=== WHAT TO PRODUCE ===
Copy out the entries below in full and exactly.

=== RECORDED INFORMATION ===
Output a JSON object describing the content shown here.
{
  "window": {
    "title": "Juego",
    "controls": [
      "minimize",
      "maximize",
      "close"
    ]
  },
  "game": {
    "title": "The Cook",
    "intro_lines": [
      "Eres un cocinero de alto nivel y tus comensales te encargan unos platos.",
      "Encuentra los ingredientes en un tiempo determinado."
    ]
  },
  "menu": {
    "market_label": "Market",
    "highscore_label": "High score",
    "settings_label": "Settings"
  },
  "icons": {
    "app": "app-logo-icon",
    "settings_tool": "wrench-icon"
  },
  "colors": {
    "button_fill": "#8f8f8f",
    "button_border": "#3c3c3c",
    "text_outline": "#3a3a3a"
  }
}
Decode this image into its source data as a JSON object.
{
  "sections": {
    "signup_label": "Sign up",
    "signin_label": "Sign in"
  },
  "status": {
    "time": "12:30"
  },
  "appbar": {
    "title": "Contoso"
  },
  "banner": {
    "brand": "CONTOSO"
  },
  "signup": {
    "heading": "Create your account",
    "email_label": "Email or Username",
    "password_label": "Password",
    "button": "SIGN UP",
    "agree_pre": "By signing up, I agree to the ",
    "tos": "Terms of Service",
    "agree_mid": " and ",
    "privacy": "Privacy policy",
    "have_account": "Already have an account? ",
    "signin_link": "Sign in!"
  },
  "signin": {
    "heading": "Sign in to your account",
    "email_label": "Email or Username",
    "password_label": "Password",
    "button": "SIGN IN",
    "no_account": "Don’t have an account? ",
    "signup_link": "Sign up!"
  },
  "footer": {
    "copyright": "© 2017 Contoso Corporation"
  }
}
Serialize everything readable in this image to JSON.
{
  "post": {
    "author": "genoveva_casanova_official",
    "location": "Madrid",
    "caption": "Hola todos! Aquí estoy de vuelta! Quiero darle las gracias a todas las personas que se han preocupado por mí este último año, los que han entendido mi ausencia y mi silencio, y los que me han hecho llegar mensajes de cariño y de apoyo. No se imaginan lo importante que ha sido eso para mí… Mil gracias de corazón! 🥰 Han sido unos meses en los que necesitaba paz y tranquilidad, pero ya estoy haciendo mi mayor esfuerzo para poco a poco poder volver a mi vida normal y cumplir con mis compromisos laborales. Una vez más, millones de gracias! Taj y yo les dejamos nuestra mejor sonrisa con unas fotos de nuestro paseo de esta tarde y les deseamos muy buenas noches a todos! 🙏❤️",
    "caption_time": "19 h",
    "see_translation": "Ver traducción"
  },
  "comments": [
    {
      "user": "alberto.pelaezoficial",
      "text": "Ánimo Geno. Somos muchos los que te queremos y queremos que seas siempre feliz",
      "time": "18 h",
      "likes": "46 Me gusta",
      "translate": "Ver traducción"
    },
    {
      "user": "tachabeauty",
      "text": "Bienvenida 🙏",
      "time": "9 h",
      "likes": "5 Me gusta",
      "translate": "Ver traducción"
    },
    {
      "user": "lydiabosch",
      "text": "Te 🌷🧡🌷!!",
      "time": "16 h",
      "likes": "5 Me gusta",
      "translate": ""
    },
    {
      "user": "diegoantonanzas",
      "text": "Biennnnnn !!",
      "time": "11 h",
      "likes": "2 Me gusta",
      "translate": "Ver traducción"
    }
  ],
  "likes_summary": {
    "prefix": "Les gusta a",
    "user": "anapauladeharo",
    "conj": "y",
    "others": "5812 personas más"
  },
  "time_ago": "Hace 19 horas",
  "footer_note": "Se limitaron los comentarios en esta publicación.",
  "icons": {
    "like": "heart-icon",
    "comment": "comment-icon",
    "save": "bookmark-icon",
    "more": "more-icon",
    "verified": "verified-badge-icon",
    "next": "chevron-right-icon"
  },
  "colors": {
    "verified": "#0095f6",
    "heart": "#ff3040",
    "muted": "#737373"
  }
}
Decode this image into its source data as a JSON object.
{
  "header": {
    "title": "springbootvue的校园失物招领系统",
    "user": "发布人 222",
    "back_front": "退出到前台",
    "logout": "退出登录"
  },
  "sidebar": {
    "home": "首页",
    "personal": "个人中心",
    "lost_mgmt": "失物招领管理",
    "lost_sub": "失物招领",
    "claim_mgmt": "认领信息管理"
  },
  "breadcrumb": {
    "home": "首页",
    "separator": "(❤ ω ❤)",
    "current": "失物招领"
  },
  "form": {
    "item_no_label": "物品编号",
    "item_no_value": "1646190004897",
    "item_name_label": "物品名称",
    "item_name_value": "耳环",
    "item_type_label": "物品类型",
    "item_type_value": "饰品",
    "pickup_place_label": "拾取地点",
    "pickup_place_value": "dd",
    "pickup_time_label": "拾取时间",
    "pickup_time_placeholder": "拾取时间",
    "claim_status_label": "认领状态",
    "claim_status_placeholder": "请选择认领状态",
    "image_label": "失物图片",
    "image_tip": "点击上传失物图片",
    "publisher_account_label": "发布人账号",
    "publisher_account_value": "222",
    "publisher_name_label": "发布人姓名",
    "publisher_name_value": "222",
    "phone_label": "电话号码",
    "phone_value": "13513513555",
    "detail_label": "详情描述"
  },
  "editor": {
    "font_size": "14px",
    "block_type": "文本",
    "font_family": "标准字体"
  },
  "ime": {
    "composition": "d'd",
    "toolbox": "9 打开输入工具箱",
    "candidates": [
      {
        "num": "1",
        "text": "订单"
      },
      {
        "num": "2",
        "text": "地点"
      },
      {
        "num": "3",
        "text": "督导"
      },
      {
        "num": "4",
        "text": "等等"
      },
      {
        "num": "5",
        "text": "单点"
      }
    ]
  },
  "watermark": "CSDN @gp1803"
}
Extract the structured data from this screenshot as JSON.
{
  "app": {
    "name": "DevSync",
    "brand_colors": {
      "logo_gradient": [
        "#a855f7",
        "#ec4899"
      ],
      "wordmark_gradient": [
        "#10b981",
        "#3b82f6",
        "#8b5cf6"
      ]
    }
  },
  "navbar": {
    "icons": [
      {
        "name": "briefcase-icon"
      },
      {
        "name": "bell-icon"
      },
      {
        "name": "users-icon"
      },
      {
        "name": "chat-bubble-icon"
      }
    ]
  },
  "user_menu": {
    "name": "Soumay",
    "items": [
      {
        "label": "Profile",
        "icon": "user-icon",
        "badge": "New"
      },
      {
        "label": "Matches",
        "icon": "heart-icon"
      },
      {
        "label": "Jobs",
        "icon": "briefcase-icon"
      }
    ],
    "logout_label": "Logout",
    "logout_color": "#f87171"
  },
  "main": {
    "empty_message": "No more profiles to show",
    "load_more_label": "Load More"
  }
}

=== EXERCISE RESULT ===
Output a JSON object describing the content shown here.
{
  "window": {
    "title": "Juego",
    "controls": [
      "minimize",
      "maximize",
      "close"
    ]
  },
  "game": {
    "title": "The Cook",
    "intro_lines": [
      "Eres un cocinero de alto nivel y tus comensales te encargan unos platos.",
      "Encuentra los ingredientes en un tiempo determinado."
    ]
  },
  "menu": {
    "market_label": "Market",
    "highscore_label": "High score",
    "settings_label": "Settings"
  },
  "icons": {
    "app": "app-logo-icon",
    "settings_tool": "wrench-icon"
  },
  "colors": {
    "button_fill": "#8f8f8f",
    "button_border": "#3c3c3c",
    "text_outline": "#3a3a3a"
  }
}
Decode this image into its source data as a JSON object.
{
  "sections": {
    "signup_label": "Sign up",
    "signin_label": "Sign in"
  },
  "status": {
    "time": "12:30"
  },
  "appbar": {
    "title": "Contoso"
  },
  "banner": {
    "brand": "CONTOSO"
  },
  "signup": {
    "heading": "Create your account",
    "email_label": "Email or Username",
    "password_label": "Password",
    "button": "SIGN UP",
    "agree_pre": "By signing up, I agree to the ",
    "tos": "Terms of Service",
    "agree_mid": " and ",
    "privacy": "Privacy policy",
    "have_account": "Already have an account? ",
    "signin_link": "Sign in!"
  },
  "signin": {
    "heading": "Sign in to your account",
    "email_label": "Email or Username",
    "password_label": "Password",
    "button": "SIGN IN",
    "no_account": "Don’t have an account? ",
    "signup_link": "Sign up!"
  },
  "footer": {
    "copyright": "© 2017 Contoso Corporation"
  }
}
Serialize everything readable in this image to JSON.
{
  "post": {
    "author": "genoveva_casanova_official",
    "location": "Madrid",
    "caption": "Hola todos! Aquí estoy de vuelta! Quiero darle las gracias a todas las personas que se han preocupado por mí este último año, los que han entendido mi ausencia y mi silencio, y los que me han hecho llegar mensajes de cariño y de apoyo. No se imaginan lo importante que ha sido eso para mí… Mil gracias de corazón! 🥰 Han sido unos meses en los que necesitaba paz y tranquilidad, pero ya estoy haciendo mi mayor esfuerzo para poco a poco poder volver a mi vida normal y cumplir con mis compromisos laborales. Una vez más, millones de gracias! Taj y yo les dejamos nuestra mejor sonrisa con unas fotos de nuestro paseo de esta tarde y les deseamos muy buenas noches a todos! 🙏❤️",
    "caption_time": "19 h",
    "see_translation": "Ver traducción"
  },
  "comments": [
    {
      "user": "alberto.pelaezoficial",
      "text": "Ánimo Geno. Somos muchos los que te queremos y queremos que seas siempre feliz",
      "time": "18 h",
      "likes": "46 Me gusta",
      "translate": "Ver traducción"
    },
    {
      "user": "tachabeauty",
      "text": "Bienvenida 🙏",
      "time": "9 h",
      "likes": "5 Me gusta",
      "translate": "Ver traducción"
    },
    {
      "user": "lydiabosch",
      "text": "Te 🌷🧡🌷!!",
      "time": "16 h",
      "likes": "5 Me gusta",
      "translate": ""
    },
    {
      "user": "diegoantonanzas",
      "text": "Biennnnnn !!",
      "time": "11 h",
      "likes": "2 Me gusta",
      "translate": "Ver traducción"
    }
  ],
  "likes_summary": {
    "prefix": "Les gusta a",
    "user": "anapauladeharo",
    "conj": "y",
    "others": "5812 personas más"
  },
  "time_ago": "Hace 19 horas",
  "footer_note": "Se limitaron los comentarios en esta publicación.",
  "icons": {
    "like": "heart-icon",
    "comment": "comment-icon",
    "save": "bookmark-icon",
    "more": "more-icon",
    "verified": "verified-badge-icon",
    "next": "chevron-right-icon"
  },
  "colors": {
    "verified": "#0095f6",
    "heart": "#ff3040",
    "muted": "#737373"
  }
}
Decode this image into its source data as a JSON object.
{
  "header": {
    "title": "springbootvue的校园失物招领系统",
    "user": "发布人 222",
    "back_front": "退出到前台",
    "logout": "退出登录"
  },
  "sidebar": {
    "home": "首页",
    "personal": "个人中心",
    "lost_mgmt": "失物招领管理",
    "lost_sub": "失物招领",
    "claim_mgmt": "认领信息管理"
  },
  "breadcrumb": {
    "home": "首页",
    "separator": "(❤ ω ❤)",
    "current": "失物招领"
  },
  "form": {
    "item_no_label": "物品编号",
    "item_no_value": "1646190004897",
    "item_name_label": "物品名称",
    "item_name_value": "耳环",
    "item_type_label": "物品类型",
    "item_type_value": "饰品",
    "pickup_place_label": "拾取地点",
    "pickup_place_value": "dd",
    "pickup_time_label": "拾取时间",
    "pickup_time_placeholder": "拾取时间",
    "claim_status_label": "认领状态",
    "claim_status_placeholder": "请选择认领状态",
    "image_label": "失物图片",
    "image_tip": "点击上传失物图片",
    "publisher_account_label": "发布人账号",
    "publisher_account_value": "222",
    "publisher_name_label": "发布人姓名",
    "publisher_name_value": "222",
    "phone_label": "电话号码",
    "phone_value": "13513513555",
    "detail_label": "详情描述"
  },
  "editor": {
    "font_size": "14px",
    "block_type": "文本",
    "font_family": "标准字体"
  },
  "ime": {
    "composition": "d'd",
    "toolbox": "9 打开输入工具箱",
    "candidates": [
      {
        "num": "1",
        "text": "订单"
      },
      {
        "num": "2",
        "text": "地点"
      },
      {
        "num": "3",
        "text": "督导"
      },
      {
        "num": "4",
        "text": "等等"
      },
      {
        "num": "5",
        "text": "单点"
      }
    ]
  },
  "watermark": "CSDN @gp1803"
}
Extract the structured data from this screenshot as JSON.
{
  "app": {
    "name": "DevSync",
    "brand_colors": {
      "logo_gradient": [
        "#a855f7",
        "#ec4899"
      ],
      "wordmark_gradient": [
        "#10b981",
        "#3b82f6",
        "#8b5cf6"
      ]
    }
  },
  "navbar": {
    "icons": [
      {
        "name": "briefcase-icon"
      },
      {
        "name": "bell-icon"
      },
      {
        "name": "users-icon"
      },
      {
        "name": "chat-bubble-icon"
      }
    ]
  },
  "user_menu": {
    "name": "Soumay",
    "items": [
      {
        "label": "Profile",
        "icon": "user-icon",
        "badge": "New"
      },
      {
        "label": "Matches",
        "icon": "heart-icon"
      },
      {
        "label": "Jobs",
        "icon": "briefcase-icon"
      }
    ],
    "logout_label": "Logout",
    "logout_color": "#f87171"
  },
  "main": {
    "empty_message": "No more profiles to show",
    "load_more_label": "Load More"
  }
}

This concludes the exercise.